[SHORT TASK] Copy every line of the material below word for word.

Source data
**********
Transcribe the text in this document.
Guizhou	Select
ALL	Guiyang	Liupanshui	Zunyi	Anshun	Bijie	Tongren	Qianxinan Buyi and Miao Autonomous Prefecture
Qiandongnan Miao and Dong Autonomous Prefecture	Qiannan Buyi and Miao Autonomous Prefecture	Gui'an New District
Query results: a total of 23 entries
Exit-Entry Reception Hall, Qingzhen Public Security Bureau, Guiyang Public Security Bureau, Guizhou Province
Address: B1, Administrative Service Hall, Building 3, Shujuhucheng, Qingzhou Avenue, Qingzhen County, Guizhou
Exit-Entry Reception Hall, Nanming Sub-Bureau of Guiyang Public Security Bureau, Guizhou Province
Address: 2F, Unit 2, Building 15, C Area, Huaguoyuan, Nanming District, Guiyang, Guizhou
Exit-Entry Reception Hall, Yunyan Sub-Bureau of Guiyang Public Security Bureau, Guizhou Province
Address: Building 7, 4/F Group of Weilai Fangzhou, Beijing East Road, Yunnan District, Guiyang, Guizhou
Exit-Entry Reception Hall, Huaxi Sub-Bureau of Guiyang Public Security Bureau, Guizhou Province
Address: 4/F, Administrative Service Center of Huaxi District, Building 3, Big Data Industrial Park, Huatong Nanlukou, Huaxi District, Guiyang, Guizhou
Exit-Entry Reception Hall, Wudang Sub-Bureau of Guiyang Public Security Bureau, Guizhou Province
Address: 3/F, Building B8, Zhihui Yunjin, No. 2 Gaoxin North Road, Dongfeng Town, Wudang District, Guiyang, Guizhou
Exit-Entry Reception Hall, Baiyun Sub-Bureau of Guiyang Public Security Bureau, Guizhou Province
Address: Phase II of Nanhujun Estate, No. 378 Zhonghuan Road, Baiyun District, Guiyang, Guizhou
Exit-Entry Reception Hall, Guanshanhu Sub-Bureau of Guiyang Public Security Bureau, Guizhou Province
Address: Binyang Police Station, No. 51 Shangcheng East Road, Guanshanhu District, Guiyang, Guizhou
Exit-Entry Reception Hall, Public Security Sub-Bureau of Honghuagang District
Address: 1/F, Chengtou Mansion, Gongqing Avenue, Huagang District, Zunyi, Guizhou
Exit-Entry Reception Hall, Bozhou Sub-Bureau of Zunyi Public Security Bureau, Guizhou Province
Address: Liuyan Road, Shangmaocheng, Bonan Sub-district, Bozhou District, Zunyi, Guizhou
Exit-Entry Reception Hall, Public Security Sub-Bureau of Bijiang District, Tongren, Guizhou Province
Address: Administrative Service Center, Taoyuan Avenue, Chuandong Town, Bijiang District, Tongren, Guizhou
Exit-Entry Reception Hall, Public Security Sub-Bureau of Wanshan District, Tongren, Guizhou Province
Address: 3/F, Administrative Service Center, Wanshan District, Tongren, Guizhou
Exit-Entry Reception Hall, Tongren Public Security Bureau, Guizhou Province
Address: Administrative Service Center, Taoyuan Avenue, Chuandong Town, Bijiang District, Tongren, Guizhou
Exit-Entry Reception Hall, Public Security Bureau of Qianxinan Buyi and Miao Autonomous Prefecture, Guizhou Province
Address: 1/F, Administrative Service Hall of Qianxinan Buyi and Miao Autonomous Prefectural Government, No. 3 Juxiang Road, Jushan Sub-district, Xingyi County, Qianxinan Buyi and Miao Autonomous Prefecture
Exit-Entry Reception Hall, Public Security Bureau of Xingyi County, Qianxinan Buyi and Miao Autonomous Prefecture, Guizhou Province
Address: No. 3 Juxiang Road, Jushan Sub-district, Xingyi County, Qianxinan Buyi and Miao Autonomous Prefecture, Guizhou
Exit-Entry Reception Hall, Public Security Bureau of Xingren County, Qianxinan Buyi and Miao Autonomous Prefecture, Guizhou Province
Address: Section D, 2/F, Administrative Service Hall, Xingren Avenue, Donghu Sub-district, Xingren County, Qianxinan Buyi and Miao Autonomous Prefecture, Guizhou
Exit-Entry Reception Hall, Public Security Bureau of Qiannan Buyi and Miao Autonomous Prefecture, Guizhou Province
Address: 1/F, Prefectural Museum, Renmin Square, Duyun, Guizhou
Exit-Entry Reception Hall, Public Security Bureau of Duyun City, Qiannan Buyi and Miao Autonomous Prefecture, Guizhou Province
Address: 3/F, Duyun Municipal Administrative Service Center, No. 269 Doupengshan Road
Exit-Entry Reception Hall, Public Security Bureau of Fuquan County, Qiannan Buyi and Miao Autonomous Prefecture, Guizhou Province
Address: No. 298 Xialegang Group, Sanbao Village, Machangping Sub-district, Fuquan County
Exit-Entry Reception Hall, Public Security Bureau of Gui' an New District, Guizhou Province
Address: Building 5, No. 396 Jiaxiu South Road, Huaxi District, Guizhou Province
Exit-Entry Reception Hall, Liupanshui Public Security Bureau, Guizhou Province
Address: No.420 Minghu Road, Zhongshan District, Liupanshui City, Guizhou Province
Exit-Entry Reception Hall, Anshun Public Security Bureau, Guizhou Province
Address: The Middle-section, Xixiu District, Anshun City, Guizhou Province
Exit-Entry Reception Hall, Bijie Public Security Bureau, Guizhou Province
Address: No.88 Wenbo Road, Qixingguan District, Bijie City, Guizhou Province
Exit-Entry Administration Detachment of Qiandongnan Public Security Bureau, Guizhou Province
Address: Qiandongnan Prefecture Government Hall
**********
[ANSWER TO THE EXERCISE]
Transcribe the text in this document.
Guizhou	Select
ALL	Guiyang	Liupanshui	Zunyi	Anshun	Bijie	Tongren	Qianxinan Buyi and Miao Autonomous Prefecture
Qiandongnan Miao and Dong Autonomous Prefecture	Qiannan Buyi and Miao Autonomous Prefecture	Gui'an New District
Query results: a total of 23 entries
Exit-Entry Reception Hall, Qingzhen Public Security Bureau, Guiyang Public Security Bureau, Guizhou Province
Address: B1, Administrative Service Hall, Building 3, Shujuhucheng, Qingzhou Avenue, Qingzhen County, Guizhou
Exit-Entry Reception Hall, Nanming Sub-Bureau of Guiyang Public Security Bureau, Guizhou Province
Address: 2F, Unit 2, Building 15, C Area, Huaguoyuan, Nanming District, Guiyang, Guizhou
Exit-Entry Reception Hall, Yunyan Sub-Bureau of Guiyang Public Security Bureau, Guizhou Province
Address: Building 7, 4/F Group of Weilai Fangzhou, Beijing East Road, Yunnan District, Guiyang, Guizhou
Exit-Entry Reception Hall, Huaxi Sub-Bureau of Guiyang Public Security Bureau, Guizhou Province
Address: 4/F, Administrative Service Center of Huaxi District, Building 3, Big Data Industrial Park, Huatong Nanlukou, Huaxi District, Guiyang, Guizhou
Exit-Entry Reception Hall, Wudang Sub-Bureau of Guiyang Public Security Bureau, Guizhou Province
Address: 3/F, Building B8, Zhihui Yunjin, No. 2 Gaoxin North Road, Dongfeng Town, Wudang District, Guiyang, Guizhou
Exit-Entry Reception Hall, Baiyun Sub-Bureau of Guiyang Public Security Bureau, Guizhou Province
Address: Phase II of Nanhujun Estate, No. 378 Zhonghuan Road, Baiyun District, Guiyang, Guizhou
Exit-Entry Reception Hall, Guanshanhu Sub-Bureau of Guiyang Public Security Bureau, Guizhou Province
Address: Binyang Police Station, No. 51 Shangcheng East Road, Guanshanhu District, Guiyang, Guizhou
Exit-Entry Reception Hall, Public Security Sub-Bureau of Honghuagang District
Address: 1/F, Chengtou Mansion, Gongqing Avenue, Huagang District, Zunyi, Guizhou
Exit-Entry Reception Hall, Bozhou Sub-Bureau of Zunyi Public Security Bureau, Guizhou Province
Address: Liuyan Road, Shangmaocheng, Bonan Sub-district, Bozhou District, Zunyi, Guizhou
Exit-Entry Reception Hall, Public Security Sub-Bureau of Bijiang District, Tongren, Guizhou Province
Address: Administrative Service Center, Taoyuan Avenue, Chuandong Town, Bijiang District, Tongren, Guizhou
Exit-Entry Reception Hall, Public Security Sub-Bureau of Wanshan District, Tongren, Guizhou Province
Address: 3/F, Administrative Service Center, Wanshan District, Tongren, Guizhou
Exit-Entry Reception Hall, Tongren Public Security Bureau, Guizhou Province
Address: Administrative Service Center, Taoyuan Avenue, Chuandong Town, Bijiang District, Tongren, Guizhou
Exit-Entry Reception Hall, Public Security Bureau of Qianxinan Buyi and Miao Autonomous Prefecture, Guizhou Province
Address: 1/F, Administrative Service Hall of Qianxinan Buyi and Miao Autonomous Prefectural Government, No. 3 Juxiang Road, Jushan Sub-district, Xingyi County, Qianxinan Buyi and Miao Autonomous Prefecture
Exit-Entry Reception Hall, Public Security Bureau of Xingyi County, Qianxinan Buyi and Miao Autonomous Prefecture, Guizhou Province
Address: No. 3 Juxiang Road, Jushan Sub-district, Xingyi County, Qianxinan Buyi and Miao Autonomous Prefecture, Guizhou
Exit-Entry Reception Hall, Public Security Bureau of Xingren County, Qianxinan Buyi and Miao Autonomous Prefecture, Guizhou Province
Address: Section D, 2/F, Administrative Service Hall, Xingren Avenue, Donghu Sub-district, Xingren County, Qianxinan Buyi and Miao Autonomous Prefecture, Guizhou
Exit-Entry Reception Hall, Public Security Bureau of Qiannan Buyi and Miao Autonomous Prefecture, Guizhou Province
Address: 1/F, Prefectural Museum, Renmin Square, Duyun, Guizhou
Exit-Entry Reception Hall, Public Security Bureau of Duyun City, Qiannan Buyi and Miao Autonomous Prefecture, Guizhou Province
Address: 3/F, Duyun Municipal Administrative Service Center, No. 269 Doupengshan Road
Exit-Entry Reception Hall, Public Security Bureau of Fuquan County, Qiannan Buyi and Miao Autonomous Prefecture, Guizhou Province
Address: No. 298 Xialegang Group, Sanbao Village, Machangping Sub-district, Fuquan County
Exit-Entry Reception Hall, Public Security Bureau of Gui' an New District, Guizhou Province
Address: Building 5, No. 396 Jiaxiu South Road, Huaxi District, Guizhou Province
Exit-Entry Reception Hall, Liupanshui Public Security Bureau, Guizhou Province
Address: No.420 Minghu Road, Zhongshan District, Liupanshui City, Guizhou Province
Exit-Entry Reception Hall, Anshun Public Security Bureau, Guizhou Province
Address: The Middle-section, Xixiu District, Anshun City, Guizhou Province
Exit-Entry Reception Hall, Bijie Public Security Bureau, Guizhou Province
Address: No.88 Wenbo Road, Qixingguan District, Bijie City, Guizhou Province
Exit-Entry Administration Detachment of Qiandongnan Public Security Bureau, Guizhou Province
Address: Qiandongnan Prefecture Government Hall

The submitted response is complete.